■ What to produce:
In every record, change "Counts/sec" to "Counts per second" and reproduce all lines with nothing else altered, omitting the pictures.

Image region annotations
==================================================

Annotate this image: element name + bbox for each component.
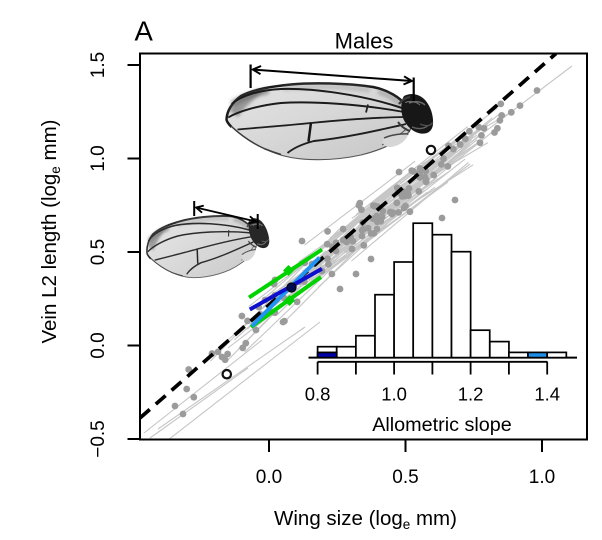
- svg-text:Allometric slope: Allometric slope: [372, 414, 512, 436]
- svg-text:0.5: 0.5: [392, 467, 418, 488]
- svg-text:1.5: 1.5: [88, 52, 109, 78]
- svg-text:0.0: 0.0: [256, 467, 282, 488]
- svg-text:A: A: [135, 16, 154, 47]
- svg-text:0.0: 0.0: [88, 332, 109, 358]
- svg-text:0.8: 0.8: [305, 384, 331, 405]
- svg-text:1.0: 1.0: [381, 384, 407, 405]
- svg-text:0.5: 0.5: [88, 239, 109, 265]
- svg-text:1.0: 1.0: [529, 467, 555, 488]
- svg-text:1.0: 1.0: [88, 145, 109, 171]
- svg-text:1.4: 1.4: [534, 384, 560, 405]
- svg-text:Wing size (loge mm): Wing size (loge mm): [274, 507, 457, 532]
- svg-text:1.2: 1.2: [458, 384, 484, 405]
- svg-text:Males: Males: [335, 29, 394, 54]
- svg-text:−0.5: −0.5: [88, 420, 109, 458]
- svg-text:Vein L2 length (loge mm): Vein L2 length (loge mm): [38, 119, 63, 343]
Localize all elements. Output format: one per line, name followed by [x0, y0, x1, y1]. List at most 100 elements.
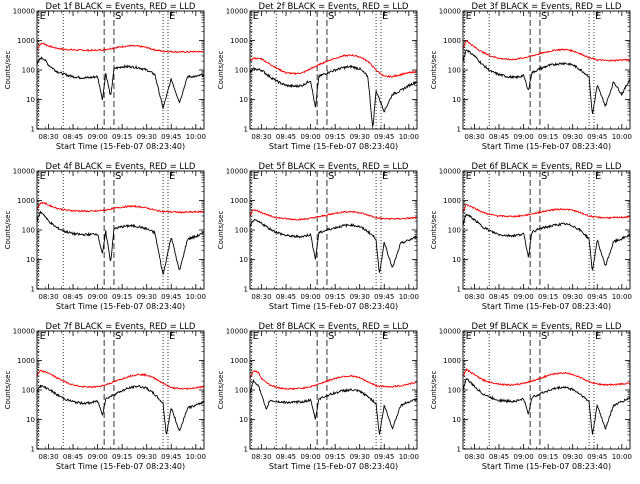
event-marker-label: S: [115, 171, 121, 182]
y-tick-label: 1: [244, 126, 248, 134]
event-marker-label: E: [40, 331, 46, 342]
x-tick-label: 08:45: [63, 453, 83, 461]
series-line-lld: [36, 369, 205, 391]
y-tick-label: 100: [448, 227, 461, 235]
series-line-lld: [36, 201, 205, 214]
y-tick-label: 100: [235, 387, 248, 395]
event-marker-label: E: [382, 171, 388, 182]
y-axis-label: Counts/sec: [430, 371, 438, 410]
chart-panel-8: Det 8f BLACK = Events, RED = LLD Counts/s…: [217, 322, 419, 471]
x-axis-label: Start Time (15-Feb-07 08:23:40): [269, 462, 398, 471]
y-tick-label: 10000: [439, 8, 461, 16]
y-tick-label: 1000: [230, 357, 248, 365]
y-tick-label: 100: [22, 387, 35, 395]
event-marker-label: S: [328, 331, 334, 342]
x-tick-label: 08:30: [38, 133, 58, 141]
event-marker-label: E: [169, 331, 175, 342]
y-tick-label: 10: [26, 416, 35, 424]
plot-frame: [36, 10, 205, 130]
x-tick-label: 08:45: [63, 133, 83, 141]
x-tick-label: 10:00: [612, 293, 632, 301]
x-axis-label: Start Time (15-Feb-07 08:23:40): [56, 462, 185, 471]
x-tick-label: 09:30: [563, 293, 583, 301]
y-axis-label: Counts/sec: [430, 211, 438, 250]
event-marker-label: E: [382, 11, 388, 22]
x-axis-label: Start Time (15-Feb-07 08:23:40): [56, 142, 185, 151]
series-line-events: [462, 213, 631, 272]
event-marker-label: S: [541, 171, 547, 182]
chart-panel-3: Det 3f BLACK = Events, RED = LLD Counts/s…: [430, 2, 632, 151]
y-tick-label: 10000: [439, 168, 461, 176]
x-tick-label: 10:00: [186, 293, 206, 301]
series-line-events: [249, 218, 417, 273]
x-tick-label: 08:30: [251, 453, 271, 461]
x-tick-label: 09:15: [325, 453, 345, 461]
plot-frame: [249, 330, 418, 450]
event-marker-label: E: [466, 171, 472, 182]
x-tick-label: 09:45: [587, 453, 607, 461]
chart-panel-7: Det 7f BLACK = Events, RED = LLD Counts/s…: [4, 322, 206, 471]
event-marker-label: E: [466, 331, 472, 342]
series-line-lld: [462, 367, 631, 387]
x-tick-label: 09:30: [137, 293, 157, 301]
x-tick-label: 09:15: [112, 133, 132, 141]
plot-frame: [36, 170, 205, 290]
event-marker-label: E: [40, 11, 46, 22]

==================================================

■ Solution below:
Annotate this image: element name + bbox for each component.
- svg-text:Allometric slope: Allometric slope: [372, 414, 512, 436]
- svg-text:0.5: 0.5: [392, 467, 418, 488]
- svg-text:1.5: 1.5: [88, 52, 109, 78]
- svg-text:0.0: 0.0: [256, 467, 282, 488]
- svg-text:A: A: [135, 16, 154, 47]
- svg-text:0.0: 0.0: [88, 332, 109, 358]
- svg-text:0.8: 0.8: [305, 384, 331, 405]
- svg-text:1.0: 1.0: [381, 384, 407, 405]
- svg-text:0.5: 0.5: [88, 239, 109, 265]
- svg-text:1.0: 1.0: [529, 467, 555, 488]
- svg-text:1.0: 1.0: [88, 145, 109, 171]
- svg-text:1.4: 1.4: [534, 384, 560, 405]
- svg-text:Wing size (loge mm): Wing size (loge mm): [274, 507, 457, 532]
- svg-text:1.2: 1.2: [458, 384, 484, 405]
- svg-text:Males: Males: [335, 29, 394, 54]
- svg-text:−0.5: −0.5: [88, 420, 109, 458]
- svg-text:Vein L2 length (loge mm): Vein L2 length (loge mm): [38, 119, 63, 343]
Localize all elements. Output format: one per line, name followed by [x0, y0, x1, y1]. List at most 100 elements.
event-marker-label: S: [115, 171, 121, 182]
y-tick-label: 1: [244, 126, 248, 134]
event-marker-label: E: [40, 331, 46, 342]
x-tick-label: 08:45: [63, 453, 83, 461]
series-line-lld: [36, 369, 205, 391]
y-tick-label: 100: [448, 227, 461, 235]
series-line-lld: [36, 201, 205, 214]
y-tick-label: 100: [235, 387, 248, 395]
event-marker-label: E: [382, 171, 388, 182]
y-axis-label: Counts per second: [430, 371, 438, 410]
chart-panel-8: Det 8f BLACK = Events, RED = LLD Counts/s…: [217, 322, 419, 471]
x-axis-label: Start Time (15-Feb-07 08:23:40): [269, 462, 398, 471]
y-tick-label: 10000: [439, 8, 461, 16]
y-tick-label: 1000: [230, 357, 248, 365]
y-tick-label: 100: [22, 387, 35, 395]
event-marker-label: S: [328, 331, 334, 342]
x-tick-label: 08:30: [38, 133, 58, 141]
event-marker-label: E: [169, 331, 175, 342]
y-tick-label: 10: [26, 416, 35, 424]
plot-frame: [36, 10, 205, 130]
x-tick-label: 08:45: [63, 133, 83, 141]
x-tick-label: 10:00: [612, 293, 632, 301]
x-axis-label: Start Time (15-Feb-07 08:23:40): [56, 462, 185, 471]
x-tick-label: 09:30: [563, 293, 583, 301]
y-axis-label: Counts per second: [430, 211, 438, 250]
event-marker-label: E: [382, 11, 388, 22]
x-axis-label: Start Time (15-Feb-07 08:23:40): [56, 142, 185, 151]
series-line-events: [462, 213, 631, 272]
event-marker-label: S: [541, 171, 547, 182]
chart-panel-3: Det 3f BLACK = Events, RED = LLD Counts/s…: [430, 2, 632, 151]
y-tick-label: 10000: [439, 168, 461, 176]
x-tick-label: 10:00: [186, 293, 206, 301]
series-line-events: [249, 218, 417, 273]
x-tick-label: 08:30: [251, 453, 271, 461]
x-tick-label: 09:15: [325, 453, 345, 461]
plot-frame: [249, 330, 418, 450]
event-marker-label: E: [466, 171, 472, 182]
x-tick-label: 09:45: [587, 453, 607, 461]
chart-panel-7: Det 7f BLACK = Events, RED = LLD Counts/s…: [4, 322, 206, 471]
event-marker-label: E: [466, 331, 472, 342]
series-line-lld: [462, 367, 631, 387]
x-tick-label: 09:30: [137, 293, 157, 301]
x-tick-label: 09:15: [112, 133, 132, 141]
plot-frame: [36, 170, 205, 290]
event-marker-label: E: [40, 11, 46, 22]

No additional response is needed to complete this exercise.